____ Records shown

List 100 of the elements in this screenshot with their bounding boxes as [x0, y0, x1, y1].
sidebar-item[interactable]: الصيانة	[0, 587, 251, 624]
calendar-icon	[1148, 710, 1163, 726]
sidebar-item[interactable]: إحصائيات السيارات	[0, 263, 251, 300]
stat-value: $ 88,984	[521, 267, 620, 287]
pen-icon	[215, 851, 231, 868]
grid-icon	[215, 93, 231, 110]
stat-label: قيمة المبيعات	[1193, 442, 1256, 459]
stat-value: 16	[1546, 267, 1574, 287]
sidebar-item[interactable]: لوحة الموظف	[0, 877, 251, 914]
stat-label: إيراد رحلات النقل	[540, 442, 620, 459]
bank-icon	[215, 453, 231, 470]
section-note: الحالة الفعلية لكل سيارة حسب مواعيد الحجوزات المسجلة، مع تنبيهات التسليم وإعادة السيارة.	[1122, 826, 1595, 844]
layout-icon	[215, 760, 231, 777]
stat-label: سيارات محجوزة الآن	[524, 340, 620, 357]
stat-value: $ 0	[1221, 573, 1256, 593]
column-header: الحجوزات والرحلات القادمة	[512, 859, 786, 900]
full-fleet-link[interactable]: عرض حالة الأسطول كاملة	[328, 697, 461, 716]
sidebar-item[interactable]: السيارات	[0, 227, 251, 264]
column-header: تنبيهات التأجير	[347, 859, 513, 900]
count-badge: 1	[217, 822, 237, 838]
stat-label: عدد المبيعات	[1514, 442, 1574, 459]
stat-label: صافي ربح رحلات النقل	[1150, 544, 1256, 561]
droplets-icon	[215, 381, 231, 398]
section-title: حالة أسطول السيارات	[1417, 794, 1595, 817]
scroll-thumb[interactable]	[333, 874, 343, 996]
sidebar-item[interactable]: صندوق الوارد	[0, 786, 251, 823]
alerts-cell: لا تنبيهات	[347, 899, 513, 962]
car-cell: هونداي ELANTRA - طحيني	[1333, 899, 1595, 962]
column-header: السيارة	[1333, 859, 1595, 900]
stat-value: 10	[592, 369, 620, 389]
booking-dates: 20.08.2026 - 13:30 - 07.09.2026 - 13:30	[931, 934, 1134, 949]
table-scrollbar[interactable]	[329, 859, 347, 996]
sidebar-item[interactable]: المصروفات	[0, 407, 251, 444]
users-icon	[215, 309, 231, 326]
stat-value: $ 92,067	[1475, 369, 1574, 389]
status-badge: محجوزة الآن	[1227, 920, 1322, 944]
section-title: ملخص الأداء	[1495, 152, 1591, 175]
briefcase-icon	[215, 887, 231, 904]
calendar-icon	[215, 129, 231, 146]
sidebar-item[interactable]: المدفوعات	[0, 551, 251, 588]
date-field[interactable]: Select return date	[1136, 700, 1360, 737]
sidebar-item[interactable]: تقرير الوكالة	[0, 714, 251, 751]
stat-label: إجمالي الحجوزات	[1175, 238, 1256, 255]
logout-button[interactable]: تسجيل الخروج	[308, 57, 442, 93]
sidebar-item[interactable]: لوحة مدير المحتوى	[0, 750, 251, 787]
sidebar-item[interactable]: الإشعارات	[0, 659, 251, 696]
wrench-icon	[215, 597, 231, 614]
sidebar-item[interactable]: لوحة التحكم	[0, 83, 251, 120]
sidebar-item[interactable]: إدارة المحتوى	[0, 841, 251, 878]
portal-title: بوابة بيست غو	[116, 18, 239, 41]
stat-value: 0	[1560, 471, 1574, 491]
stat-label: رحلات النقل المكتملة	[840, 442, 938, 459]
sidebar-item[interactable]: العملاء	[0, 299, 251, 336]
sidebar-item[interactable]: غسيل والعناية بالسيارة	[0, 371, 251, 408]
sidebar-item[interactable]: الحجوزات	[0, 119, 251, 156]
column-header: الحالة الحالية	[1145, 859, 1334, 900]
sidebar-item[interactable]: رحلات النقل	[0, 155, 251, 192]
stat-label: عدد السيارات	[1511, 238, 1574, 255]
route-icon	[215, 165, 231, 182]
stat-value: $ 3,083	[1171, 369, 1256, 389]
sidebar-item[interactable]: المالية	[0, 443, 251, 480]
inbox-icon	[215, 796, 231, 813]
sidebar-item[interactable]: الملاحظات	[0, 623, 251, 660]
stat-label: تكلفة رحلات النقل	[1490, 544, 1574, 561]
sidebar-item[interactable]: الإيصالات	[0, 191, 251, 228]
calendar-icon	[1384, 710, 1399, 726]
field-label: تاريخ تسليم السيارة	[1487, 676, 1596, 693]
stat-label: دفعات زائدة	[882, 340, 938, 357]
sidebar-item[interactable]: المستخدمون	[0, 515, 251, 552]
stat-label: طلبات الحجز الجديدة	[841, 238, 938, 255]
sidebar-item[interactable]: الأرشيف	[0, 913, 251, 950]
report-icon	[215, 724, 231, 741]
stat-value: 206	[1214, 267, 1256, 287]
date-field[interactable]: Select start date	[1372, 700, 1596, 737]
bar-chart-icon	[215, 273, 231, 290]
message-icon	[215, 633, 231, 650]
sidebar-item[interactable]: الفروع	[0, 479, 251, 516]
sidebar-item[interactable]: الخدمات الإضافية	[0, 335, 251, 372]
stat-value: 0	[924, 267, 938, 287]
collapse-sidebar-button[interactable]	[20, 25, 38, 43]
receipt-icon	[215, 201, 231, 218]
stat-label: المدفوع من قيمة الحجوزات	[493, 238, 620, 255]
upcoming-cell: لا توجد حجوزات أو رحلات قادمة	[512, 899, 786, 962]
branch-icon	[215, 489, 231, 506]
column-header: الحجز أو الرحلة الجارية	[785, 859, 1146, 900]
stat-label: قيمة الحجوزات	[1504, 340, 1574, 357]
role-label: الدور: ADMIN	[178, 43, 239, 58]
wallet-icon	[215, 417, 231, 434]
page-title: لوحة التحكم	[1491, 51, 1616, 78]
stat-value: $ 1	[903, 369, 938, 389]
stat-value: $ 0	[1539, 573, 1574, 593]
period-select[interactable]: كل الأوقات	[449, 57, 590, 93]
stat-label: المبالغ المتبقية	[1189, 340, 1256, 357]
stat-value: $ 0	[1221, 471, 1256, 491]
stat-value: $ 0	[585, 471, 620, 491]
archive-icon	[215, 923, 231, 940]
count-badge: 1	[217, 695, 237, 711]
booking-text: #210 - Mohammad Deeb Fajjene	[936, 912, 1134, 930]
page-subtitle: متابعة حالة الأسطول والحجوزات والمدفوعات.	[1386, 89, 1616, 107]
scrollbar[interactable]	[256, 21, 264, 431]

________

> Work to be completed: Reproduce the listing from its first line through the line containing "369, 620, 389]", replacing "column-header" with "table-header" and changing nothing else.

> Output below:
List 100 of the elements in this screenshot with their bounding boxes as [x0, y0, x1, y1].
sidebar-item[interactable]: الصيانة	[0, 587, 251, 624]
calendar-icon	[1148, 710, 1163, 726]
sidebar-item[interactable]: إحصائيات السيارات	[0, 263, 251, 300]
stat-value: $ 88,984	[521, 267, 620, 287]
pen-icon	[215, 851, 231, 868]
grid-icon	[215, 93, 231, 110]
stat-label: قيمة المبيعات	[1193, 442, 1256, 459]
stat-value: 16	[1546, 267, 1574, 287]
sidebar-item[interactable]: لوحة الموظف	[0, 877, 251, 914]
stat-label: إيراد رحلات النقل	[540, 442, 620, 459]
bank-icon	[215, 453, 231, 470]
section-note: الحالة الفعلية لكل سيارة حسب مواعيد الحجوزات المسجلة، مع تنبيهات التسليم وإعادة السيارة.	[1122, 826, 1595, 844]
layout-icon	[215, 760, 231, 777]
stat-label: سيارات محجوزة الآن	[524, 340, 620, 357]
stat-value: $ 0	[1221, 573, 1256, 593]
table-header: الحجوزات والرحلات القادمة	[512, 859, 786, 900]
full-fleet-link[interactable]: عرض حالة الأسطول كاملة	[328, 697, 461, 716]
sidebar-item[interactable]: السيارات	[0, 227, 251, 264]
table-header: تنبيهات التأجير	[347, 859, 513, 900]
count-badge: 1	[217, 822, 237, 838]
stat-label: عدد المبيعات	[1514, 442, 1574, 459]
stat-label: صافي ربح رحلات النقل	[1150, 544, 1256, 561]
droplets-icon	[215, 381, 231, 398]
section-title: حالة أسطول السيارات	[1417, 794, 1595, 817]
scroll-thumb[interactable]	[333, 874, 343, 996]
sidebar-item[interactable]: صندوق الوارد	[0, 786, 251, 823]
alerts-cell: لا تنبيهات	[347, 899, 513, 962]
car-cell: هونداي ELANTRA - طحيني	[1333, 899, 1595, 962]
table-header: السيارة	[1333, 859, 1595, 900]
stat-value: 10	[592, 369, 620, 389]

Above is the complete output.